- _GOAL_:
Copy every line that holds "title".

- _DATA EXCERPTS_:
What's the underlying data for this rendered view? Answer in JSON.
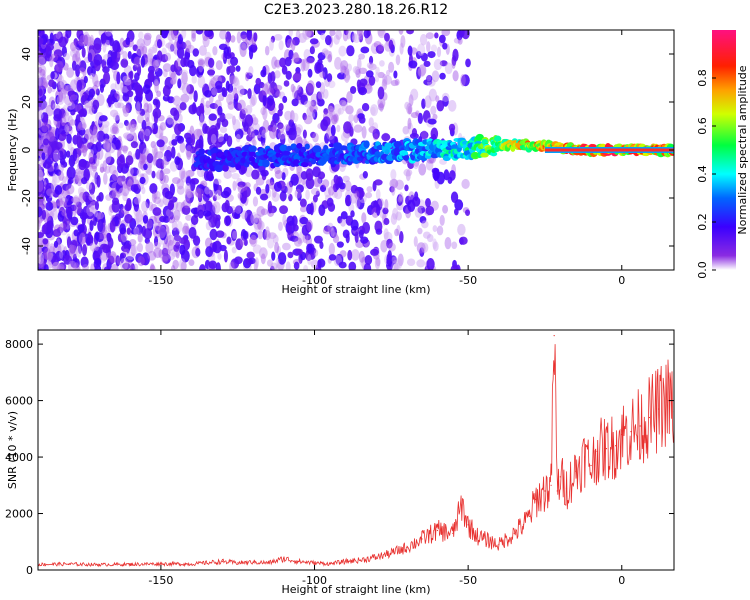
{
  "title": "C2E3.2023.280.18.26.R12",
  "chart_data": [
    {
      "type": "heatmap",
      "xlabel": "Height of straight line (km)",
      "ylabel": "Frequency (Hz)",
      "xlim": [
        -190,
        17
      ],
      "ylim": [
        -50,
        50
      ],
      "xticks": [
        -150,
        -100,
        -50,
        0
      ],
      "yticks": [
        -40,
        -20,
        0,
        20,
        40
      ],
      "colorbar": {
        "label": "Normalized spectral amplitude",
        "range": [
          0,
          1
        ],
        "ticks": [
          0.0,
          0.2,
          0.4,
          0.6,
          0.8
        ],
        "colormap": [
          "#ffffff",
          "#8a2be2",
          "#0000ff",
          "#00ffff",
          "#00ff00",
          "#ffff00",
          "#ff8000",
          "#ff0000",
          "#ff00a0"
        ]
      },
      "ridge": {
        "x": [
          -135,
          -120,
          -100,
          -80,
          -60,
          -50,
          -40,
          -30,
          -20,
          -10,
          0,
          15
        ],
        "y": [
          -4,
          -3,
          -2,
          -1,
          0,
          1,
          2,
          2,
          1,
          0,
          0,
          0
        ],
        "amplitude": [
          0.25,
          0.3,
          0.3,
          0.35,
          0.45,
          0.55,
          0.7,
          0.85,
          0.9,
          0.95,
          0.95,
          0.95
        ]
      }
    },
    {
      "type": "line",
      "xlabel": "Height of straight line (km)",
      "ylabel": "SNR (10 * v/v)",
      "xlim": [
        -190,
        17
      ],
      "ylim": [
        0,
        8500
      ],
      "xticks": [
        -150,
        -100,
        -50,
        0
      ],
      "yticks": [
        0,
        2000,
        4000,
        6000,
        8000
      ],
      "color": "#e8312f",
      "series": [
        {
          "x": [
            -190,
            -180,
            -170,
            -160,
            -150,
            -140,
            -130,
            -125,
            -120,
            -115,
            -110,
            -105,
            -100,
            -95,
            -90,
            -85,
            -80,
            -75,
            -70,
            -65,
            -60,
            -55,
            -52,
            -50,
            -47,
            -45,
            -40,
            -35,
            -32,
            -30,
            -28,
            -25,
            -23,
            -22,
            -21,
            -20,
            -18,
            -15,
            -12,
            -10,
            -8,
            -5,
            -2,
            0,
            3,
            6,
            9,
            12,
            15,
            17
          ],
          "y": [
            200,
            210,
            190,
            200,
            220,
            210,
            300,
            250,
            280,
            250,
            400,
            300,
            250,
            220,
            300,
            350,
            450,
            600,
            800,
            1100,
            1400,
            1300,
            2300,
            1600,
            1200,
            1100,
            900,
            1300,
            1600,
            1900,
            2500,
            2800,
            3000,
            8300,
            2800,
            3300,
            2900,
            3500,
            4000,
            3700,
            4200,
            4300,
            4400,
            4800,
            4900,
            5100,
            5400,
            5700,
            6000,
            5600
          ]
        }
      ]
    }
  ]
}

* * *

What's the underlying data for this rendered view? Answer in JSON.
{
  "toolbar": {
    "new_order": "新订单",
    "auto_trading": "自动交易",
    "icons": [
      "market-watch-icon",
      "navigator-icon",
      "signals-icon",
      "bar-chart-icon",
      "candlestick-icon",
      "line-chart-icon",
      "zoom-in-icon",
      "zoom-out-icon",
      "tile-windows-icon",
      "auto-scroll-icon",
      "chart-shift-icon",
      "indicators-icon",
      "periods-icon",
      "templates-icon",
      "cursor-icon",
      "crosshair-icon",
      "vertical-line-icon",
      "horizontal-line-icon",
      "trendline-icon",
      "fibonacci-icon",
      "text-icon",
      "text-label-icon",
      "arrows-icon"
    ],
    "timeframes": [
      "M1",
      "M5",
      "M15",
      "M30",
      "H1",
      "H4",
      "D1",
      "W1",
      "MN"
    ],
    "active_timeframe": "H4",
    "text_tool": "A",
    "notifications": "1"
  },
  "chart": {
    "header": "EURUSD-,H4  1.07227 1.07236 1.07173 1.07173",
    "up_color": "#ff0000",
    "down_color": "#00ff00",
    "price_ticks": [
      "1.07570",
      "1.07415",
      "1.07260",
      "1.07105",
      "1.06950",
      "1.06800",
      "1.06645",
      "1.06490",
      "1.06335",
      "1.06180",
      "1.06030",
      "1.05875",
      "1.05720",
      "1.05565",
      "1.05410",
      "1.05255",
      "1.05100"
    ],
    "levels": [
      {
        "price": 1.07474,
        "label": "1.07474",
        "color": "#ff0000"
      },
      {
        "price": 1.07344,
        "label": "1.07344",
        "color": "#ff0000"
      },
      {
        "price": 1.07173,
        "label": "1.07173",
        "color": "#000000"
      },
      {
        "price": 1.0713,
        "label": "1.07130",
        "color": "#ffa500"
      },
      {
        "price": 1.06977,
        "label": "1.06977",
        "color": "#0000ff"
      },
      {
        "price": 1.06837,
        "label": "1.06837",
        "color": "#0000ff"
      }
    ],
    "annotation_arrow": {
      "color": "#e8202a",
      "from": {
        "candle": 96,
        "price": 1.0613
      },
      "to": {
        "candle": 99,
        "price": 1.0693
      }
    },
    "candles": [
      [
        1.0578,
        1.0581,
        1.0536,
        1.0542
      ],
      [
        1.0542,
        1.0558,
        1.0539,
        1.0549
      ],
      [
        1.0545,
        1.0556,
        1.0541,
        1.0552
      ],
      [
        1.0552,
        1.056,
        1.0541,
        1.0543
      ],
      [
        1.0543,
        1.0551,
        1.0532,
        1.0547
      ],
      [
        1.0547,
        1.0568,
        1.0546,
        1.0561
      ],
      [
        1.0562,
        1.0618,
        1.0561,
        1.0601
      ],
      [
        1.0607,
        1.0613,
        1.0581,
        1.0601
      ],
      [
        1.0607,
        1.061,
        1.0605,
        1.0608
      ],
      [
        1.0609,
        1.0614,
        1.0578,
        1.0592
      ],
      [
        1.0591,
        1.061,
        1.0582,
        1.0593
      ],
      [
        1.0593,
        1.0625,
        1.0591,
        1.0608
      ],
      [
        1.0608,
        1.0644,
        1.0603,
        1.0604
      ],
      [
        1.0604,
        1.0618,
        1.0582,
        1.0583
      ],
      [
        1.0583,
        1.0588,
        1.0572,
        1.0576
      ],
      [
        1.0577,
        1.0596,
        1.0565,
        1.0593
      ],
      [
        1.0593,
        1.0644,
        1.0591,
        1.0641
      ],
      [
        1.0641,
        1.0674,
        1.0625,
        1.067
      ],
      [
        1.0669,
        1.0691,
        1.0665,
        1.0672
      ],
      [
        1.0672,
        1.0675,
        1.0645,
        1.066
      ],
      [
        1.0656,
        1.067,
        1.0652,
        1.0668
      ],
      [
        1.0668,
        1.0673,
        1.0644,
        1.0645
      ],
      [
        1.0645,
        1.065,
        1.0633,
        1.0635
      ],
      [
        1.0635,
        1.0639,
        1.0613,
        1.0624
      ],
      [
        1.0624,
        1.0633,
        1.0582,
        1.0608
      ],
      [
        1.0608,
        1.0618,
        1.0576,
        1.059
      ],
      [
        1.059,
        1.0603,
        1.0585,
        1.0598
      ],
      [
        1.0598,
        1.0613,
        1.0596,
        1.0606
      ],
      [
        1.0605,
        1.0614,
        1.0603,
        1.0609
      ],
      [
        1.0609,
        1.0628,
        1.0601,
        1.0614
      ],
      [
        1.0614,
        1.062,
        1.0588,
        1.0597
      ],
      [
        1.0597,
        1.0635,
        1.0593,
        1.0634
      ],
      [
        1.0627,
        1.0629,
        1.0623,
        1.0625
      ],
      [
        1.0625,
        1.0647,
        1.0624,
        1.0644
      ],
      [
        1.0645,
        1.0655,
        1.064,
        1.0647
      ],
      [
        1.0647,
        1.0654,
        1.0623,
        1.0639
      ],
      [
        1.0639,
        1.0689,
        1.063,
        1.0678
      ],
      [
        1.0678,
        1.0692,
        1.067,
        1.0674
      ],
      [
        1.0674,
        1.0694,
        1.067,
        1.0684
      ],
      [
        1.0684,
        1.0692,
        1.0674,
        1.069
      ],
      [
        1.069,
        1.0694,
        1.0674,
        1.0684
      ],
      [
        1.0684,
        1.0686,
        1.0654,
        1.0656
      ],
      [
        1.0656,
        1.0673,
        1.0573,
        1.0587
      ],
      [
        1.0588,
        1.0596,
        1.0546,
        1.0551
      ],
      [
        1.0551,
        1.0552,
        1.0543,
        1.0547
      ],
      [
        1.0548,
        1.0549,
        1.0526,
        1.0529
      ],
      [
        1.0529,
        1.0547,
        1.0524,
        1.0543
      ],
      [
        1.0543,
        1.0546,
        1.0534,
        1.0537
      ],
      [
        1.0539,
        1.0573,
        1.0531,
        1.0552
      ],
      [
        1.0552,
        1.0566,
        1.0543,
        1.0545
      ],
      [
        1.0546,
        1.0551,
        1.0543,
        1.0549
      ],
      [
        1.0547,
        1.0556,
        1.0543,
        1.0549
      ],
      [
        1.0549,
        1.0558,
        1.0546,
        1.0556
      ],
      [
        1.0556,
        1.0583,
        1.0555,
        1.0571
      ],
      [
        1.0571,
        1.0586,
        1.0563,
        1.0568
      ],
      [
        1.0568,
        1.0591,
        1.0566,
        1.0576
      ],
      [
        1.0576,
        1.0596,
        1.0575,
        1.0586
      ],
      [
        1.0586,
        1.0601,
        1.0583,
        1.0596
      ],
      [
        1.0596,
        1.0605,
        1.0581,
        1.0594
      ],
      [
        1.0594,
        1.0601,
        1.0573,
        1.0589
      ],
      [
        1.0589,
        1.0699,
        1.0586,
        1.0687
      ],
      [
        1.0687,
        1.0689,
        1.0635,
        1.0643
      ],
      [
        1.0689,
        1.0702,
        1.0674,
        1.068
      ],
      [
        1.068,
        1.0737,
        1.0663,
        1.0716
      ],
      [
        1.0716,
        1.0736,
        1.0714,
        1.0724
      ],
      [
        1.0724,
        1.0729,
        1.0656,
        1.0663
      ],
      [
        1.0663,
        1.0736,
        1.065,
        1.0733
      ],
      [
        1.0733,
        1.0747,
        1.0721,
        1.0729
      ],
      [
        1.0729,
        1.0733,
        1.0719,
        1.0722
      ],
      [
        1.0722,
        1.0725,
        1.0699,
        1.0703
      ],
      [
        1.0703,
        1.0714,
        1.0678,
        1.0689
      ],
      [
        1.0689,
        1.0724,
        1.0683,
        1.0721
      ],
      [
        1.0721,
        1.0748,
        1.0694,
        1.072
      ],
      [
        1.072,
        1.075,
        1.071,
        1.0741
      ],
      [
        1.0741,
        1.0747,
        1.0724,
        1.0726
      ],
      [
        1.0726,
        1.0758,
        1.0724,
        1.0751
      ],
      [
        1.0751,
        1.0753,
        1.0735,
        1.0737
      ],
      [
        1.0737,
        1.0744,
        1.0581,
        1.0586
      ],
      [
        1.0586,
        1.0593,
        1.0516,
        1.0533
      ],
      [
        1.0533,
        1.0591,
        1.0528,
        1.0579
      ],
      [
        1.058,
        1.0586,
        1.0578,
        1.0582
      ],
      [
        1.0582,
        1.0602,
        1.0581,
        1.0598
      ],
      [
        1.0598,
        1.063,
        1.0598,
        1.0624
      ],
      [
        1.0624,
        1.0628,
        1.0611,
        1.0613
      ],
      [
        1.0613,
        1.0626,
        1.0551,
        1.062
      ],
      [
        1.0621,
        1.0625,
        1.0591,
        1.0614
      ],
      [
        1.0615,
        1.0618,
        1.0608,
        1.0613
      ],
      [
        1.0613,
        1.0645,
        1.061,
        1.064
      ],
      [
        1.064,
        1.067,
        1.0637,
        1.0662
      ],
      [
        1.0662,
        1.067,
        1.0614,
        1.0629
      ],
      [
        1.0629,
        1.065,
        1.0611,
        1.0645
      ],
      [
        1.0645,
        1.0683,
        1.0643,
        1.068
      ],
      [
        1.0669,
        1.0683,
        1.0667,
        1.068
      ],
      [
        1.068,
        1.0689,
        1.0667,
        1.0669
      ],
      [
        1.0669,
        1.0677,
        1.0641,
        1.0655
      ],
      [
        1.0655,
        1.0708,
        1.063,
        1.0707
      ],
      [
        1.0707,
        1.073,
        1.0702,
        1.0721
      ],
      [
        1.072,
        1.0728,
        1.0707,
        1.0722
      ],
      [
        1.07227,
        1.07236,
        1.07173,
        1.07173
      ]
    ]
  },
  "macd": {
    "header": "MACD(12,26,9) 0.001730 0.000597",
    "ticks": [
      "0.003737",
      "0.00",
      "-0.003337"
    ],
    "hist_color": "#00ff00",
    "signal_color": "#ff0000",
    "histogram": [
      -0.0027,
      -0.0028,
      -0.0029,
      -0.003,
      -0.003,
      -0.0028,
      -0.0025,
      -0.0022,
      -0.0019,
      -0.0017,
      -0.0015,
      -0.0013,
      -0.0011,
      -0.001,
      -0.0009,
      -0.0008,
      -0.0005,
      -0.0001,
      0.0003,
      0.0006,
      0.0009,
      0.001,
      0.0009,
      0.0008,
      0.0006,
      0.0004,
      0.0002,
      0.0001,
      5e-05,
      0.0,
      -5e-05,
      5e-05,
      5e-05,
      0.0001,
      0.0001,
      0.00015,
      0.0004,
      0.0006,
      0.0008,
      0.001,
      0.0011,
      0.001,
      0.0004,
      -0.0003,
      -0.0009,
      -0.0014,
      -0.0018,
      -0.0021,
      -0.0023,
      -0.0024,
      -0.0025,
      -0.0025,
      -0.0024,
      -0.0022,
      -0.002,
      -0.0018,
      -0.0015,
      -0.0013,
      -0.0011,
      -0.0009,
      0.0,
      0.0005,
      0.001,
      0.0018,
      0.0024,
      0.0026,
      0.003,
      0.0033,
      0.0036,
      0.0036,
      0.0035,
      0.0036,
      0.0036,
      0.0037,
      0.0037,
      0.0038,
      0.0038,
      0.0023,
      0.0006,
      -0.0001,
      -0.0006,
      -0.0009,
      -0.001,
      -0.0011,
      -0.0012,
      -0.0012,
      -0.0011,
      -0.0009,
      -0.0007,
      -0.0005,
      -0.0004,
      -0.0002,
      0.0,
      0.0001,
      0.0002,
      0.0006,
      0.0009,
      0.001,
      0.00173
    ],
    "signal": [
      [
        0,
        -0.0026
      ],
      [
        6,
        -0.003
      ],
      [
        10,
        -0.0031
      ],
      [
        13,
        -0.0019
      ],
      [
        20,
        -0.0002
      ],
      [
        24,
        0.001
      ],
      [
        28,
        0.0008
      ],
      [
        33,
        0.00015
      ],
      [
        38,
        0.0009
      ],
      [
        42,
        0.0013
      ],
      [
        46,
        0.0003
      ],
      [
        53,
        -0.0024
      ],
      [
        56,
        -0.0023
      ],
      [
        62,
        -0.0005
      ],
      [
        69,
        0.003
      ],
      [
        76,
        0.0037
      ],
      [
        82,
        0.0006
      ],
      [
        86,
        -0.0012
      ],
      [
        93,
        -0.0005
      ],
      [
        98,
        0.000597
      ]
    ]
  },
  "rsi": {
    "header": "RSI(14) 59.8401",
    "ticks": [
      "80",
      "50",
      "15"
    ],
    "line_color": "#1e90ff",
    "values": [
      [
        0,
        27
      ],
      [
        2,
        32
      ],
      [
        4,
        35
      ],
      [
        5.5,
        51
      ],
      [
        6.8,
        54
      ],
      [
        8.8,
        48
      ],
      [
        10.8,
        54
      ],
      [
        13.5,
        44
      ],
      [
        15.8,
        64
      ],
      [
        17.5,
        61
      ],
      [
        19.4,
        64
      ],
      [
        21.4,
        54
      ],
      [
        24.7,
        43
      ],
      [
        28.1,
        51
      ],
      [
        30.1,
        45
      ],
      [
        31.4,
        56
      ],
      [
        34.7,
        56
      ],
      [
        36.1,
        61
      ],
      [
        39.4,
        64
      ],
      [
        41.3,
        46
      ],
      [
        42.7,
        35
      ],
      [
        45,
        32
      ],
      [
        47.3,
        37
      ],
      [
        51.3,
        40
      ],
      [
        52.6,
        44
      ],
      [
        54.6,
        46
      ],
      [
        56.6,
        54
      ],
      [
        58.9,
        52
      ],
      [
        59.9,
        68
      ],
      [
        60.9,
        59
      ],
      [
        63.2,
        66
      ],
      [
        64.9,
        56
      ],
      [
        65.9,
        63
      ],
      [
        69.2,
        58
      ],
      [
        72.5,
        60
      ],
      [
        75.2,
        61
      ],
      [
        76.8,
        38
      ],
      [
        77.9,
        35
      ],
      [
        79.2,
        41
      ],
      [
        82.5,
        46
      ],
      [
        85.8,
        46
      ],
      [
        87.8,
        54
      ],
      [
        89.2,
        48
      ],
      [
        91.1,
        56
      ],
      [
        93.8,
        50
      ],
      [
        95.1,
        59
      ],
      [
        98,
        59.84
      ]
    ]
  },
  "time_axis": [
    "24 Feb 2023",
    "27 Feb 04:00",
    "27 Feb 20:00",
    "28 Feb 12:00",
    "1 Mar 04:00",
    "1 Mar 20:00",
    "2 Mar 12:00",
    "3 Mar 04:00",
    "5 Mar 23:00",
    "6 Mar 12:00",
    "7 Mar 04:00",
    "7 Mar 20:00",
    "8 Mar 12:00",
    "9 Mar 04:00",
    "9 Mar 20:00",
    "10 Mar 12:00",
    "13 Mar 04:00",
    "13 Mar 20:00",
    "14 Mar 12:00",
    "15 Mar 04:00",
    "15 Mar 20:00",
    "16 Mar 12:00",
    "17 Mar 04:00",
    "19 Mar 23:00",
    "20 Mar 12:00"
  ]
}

==

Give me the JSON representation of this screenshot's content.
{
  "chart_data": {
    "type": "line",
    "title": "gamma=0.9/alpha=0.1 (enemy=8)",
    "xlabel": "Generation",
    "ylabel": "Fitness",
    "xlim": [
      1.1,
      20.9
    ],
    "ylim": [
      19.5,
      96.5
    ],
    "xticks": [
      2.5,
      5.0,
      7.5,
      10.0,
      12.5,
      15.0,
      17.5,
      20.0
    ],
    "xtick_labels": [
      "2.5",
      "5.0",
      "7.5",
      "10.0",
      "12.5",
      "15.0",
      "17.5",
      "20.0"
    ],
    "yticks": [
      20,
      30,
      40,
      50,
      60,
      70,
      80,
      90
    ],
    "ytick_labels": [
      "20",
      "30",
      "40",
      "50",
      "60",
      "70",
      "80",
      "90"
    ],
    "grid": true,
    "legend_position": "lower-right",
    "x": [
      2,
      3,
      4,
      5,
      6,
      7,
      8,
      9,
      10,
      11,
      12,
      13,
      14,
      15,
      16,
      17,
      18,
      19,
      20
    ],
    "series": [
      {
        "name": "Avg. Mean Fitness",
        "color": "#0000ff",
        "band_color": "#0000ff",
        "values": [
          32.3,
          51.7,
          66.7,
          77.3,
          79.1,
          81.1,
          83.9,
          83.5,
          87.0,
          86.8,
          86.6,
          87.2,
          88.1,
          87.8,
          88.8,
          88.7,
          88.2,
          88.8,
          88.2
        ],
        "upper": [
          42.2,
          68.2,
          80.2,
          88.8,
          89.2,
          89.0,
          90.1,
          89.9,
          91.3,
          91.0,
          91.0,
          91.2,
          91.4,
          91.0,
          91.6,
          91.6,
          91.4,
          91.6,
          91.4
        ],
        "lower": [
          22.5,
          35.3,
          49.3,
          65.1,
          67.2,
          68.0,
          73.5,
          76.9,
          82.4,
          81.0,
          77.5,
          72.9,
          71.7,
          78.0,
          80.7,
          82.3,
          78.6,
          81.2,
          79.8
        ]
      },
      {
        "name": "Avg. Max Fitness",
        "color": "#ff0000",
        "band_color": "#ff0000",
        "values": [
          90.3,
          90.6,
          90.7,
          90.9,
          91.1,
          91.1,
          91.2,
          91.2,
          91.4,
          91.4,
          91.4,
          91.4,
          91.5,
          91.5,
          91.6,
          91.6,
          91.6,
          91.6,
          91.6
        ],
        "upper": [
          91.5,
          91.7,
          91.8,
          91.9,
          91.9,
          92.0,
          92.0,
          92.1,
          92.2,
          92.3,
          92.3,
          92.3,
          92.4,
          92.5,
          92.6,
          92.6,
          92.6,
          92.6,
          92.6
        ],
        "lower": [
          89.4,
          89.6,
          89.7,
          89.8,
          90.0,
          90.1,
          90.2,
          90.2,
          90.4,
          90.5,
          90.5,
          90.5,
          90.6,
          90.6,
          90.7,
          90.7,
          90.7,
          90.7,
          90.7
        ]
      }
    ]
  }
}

- _SOLUTION TO THIS TASK_:
  "title": "C2E3.2023.280.18.26.R12",
    "title": "gamma=0.9/alpha=0.1 (enemy=8)",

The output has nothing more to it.